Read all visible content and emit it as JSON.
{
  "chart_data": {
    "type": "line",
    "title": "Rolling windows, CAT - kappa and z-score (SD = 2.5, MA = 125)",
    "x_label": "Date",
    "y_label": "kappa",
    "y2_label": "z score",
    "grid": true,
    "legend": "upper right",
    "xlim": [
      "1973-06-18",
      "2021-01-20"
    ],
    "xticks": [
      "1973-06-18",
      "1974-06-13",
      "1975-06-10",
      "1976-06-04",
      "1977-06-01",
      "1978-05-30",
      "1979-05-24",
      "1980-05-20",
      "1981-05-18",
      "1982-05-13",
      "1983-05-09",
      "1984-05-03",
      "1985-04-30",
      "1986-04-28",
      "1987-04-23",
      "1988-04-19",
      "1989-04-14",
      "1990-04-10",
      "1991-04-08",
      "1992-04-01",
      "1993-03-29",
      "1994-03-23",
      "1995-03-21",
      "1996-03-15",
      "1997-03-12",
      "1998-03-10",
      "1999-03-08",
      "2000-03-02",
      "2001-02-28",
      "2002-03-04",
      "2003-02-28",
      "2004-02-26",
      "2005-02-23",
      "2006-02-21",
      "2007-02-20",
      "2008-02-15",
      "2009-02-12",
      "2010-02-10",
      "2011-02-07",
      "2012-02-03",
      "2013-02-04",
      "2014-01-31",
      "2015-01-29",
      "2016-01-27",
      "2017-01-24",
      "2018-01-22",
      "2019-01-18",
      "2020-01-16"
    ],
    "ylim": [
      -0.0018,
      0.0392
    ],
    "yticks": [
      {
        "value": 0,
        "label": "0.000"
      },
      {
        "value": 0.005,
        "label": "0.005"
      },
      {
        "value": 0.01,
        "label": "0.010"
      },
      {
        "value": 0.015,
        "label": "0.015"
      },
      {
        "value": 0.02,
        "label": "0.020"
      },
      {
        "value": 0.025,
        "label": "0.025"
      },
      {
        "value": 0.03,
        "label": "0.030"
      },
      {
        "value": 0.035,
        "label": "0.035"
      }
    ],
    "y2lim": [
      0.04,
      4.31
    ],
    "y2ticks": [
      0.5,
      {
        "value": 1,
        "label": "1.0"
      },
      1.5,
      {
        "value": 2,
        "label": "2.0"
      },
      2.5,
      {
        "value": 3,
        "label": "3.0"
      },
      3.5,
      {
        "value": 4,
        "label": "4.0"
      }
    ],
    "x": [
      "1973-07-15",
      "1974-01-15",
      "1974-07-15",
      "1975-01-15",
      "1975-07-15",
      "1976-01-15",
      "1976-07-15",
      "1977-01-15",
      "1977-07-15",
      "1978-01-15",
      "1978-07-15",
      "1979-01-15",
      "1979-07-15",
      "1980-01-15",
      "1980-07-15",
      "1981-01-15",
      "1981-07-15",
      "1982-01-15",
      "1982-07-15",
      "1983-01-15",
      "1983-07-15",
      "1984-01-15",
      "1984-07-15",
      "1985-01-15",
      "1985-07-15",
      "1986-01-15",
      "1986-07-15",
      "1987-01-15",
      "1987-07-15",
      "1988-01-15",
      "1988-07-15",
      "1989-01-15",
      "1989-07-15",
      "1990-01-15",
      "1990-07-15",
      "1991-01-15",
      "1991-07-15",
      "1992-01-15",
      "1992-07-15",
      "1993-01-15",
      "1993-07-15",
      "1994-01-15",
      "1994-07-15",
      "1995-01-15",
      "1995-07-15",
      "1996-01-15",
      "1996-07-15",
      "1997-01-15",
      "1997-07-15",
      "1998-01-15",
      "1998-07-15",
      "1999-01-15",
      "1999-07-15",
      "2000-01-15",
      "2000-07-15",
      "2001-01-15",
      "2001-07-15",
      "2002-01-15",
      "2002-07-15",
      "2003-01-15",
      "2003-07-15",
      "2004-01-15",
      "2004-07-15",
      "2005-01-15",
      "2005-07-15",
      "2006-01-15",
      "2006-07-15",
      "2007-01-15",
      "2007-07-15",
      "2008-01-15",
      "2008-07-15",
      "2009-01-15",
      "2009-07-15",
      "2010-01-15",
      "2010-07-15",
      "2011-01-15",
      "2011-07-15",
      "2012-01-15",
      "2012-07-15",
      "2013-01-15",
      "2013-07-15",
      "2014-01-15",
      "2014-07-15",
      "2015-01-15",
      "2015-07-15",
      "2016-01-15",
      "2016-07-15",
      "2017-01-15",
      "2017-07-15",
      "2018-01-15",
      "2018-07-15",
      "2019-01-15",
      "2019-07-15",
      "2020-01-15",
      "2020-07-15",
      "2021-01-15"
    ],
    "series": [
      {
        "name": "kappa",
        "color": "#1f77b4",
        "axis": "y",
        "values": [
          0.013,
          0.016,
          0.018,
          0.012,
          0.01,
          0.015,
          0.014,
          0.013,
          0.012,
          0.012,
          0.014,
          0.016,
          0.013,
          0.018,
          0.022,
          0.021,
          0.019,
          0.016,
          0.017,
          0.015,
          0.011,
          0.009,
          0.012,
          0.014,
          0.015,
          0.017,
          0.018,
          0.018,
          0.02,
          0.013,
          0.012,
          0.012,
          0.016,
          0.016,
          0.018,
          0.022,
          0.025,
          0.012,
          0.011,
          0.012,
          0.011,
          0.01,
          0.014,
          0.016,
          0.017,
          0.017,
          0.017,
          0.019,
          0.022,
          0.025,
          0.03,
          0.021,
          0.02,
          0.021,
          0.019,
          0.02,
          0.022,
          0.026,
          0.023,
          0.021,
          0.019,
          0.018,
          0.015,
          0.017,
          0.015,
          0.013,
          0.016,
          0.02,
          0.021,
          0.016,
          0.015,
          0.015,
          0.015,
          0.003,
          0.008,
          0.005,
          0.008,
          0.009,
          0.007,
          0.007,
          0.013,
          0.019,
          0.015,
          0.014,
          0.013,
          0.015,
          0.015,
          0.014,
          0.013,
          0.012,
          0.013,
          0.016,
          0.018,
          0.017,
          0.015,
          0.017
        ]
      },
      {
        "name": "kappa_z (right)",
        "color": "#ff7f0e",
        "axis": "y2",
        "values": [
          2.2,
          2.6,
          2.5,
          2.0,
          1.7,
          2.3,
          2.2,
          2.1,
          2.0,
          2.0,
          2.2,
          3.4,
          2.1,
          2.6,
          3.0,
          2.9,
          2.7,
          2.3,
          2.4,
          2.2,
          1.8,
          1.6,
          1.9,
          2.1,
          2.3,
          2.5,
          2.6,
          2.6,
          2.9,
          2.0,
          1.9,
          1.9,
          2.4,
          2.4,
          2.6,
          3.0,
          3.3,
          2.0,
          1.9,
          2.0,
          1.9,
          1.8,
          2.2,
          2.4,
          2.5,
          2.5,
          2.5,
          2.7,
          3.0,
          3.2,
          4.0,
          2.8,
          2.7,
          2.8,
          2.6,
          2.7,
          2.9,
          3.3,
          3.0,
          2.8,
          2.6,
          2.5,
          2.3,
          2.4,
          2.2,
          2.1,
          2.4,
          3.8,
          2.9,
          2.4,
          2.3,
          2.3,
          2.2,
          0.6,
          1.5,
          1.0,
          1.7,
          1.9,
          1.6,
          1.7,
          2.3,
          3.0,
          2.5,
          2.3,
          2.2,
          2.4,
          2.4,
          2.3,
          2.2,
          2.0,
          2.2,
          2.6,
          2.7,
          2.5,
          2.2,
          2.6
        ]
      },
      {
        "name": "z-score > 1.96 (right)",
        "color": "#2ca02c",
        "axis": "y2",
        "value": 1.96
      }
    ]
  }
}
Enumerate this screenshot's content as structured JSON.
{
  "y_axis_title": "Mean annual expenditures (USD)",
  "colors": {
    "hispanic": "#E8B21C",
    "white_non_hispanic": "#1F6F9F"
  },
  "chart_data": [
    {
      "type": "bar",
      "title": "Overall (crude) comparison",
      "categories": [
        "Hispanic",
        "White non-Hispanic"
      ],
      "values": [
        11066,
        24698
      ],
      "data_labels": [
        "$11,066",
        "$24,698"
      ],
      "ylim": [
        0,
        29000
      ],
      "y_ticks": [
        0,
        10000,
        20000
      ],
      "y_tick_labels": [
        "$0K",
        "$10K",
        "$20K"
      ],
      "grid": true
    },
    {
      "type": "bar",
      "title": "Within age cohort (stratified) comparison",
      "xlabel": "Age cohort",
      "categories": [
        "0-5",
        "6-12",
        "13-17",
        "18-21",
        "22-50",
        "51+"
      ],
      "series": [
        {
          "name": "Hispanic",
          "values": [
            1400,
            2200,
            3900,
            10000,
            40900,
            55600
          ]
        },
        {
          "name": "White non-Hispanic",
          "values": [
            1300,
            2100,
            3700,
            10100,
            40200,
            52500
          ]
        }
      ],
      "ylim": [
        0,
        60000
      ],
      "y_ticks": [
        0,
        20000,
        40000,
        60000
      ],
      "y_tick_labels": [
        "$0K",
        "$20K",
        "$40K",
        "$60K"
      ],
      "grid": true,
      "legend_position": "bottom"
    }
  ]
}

§ Short problem
List every line above that holds the word "cohort".

§ Correct result
      "title": "Within age cohort (stratified) comparison",
      "xlabel": "Age cohort",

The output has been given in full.